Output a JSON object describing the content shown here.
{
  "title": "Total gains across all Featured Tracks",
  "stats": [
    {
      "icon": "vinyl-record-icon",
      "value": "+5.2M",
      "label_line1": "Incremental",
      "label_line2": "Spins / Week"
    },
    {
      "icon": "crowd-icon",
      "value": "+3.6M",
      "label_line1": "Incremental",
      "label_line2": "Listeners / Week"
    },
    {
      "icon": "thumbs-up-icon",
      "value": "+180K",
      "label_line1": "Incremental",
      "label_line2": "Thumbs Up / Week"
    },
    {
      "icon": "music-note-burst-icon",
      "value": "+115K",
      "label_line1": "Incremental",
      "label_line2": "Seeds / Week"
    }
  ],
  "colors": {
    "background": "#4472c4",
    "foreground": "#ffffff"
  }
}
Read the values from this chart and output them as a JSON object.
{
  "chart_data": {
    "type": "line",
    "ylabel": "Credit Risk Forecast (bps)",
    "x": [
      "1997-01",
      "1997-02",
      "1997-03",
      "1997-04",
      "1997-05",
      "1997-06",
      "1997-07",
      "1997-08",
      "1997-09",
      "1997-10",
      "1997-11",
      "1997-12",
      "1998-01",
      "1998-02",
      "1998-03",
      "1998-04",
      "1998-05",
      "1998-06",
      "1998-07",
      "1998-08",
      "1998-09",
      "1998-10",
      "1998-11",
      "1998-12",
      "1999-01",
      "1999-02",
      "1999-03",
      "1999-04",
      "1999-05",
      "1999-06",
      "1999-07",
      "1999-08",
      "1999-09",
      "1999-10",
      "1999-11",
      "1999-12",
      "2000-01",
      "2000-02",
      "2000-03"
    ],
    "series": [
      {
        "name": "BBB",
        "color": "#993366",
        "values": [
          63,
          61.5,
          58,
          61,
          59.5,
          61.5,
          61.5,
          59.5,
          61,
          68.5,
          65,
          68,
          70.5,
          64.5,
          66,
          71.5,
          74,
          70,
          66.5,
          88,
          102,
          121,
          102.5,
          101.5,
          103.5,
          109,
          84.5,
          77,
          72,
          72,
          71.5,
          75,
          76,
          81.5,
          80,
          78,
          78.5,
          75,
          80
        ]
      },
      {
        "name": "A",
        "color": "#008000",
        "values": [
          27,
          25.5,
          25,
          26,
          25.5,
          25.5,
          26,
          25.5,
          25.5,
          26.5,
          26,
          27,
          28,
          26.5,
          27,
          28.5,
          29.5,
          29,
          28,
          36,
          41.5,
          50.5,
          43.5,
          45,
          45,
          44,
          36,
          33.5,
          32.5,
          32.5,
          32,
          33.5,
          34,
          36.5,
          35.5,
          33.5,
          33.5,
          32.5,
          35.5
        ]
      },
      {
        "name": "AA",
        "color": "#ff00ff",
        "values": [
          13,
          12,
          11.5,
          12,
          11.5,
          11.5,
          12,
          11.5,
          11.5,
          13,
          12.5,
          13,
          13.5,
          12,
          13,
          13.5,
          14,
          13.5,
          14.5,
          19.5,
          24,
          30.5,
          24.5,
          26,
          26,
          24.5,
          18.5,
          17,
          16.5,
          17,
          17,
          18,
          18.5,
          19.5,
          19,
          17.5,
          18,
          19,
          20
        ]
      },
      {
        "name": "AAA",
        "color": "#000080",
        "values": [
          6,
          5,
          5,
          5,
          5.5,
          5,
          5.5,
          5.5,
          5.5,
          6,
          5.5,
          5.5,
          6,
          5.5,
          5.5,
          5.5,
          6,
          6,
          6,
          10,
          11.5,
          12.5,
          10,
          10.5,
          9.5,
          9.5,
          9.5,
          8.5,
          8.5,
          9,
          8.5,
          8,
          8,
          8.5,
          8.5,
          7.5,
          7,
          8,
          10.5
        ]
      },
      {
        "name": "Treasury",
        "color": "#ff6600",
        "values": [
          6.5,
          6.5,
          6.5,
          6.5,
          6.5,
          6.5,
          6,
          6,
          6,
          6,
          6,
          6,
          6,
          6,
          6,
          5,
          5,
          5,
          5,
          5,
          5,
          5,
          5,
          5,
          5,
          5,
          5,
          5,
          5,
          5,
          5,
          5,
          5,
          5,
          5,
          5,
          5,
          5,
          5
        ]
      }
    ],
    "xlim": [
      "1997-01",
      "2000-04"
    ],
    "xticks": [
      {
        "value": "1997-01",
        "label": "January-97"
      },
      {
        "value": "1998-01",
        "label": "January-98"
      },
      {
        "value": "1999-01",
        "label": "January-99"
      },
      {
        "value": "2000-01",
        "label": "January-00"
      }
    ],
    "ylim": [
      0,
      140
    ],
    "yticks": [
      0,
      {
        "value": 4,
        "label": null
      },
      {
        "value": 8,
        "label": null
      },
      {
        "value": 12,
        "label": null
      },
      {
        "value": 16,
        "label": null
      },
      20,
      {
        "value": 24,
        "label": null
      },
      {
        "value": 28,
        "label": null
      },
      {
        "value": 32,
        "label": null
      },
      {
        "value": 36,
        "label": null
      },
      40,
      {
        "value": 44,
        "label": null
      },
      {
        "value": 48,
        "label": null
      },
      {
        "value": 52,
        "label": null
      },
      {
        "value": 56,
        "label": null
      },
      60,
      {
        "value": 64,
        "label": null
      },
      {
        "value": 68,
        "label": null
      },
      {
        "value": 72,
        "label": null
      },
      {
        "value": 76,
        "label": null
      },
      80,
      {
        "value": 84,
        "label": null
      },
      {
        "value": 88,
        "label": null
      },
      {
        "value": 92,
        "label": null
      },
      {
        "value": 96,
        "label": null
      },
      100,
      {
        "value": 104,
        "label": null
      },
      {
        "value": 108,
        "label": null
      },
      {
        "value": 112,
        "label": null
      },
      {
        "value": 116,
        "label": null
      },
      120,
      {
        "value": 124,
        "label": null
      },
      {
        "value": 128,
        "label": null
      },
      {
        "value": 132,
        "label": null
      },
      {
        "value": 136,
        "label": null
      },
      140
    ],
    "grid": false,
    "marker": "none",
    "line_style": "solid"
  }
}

__________

What this task involves: Sift the material for lines with the string "name". Copy each one found.

Output of the exercise:
        "name": "BBB",
        "name": "A",
        "name": "AA",
        "name": "AAA",
        "name": "Treasury",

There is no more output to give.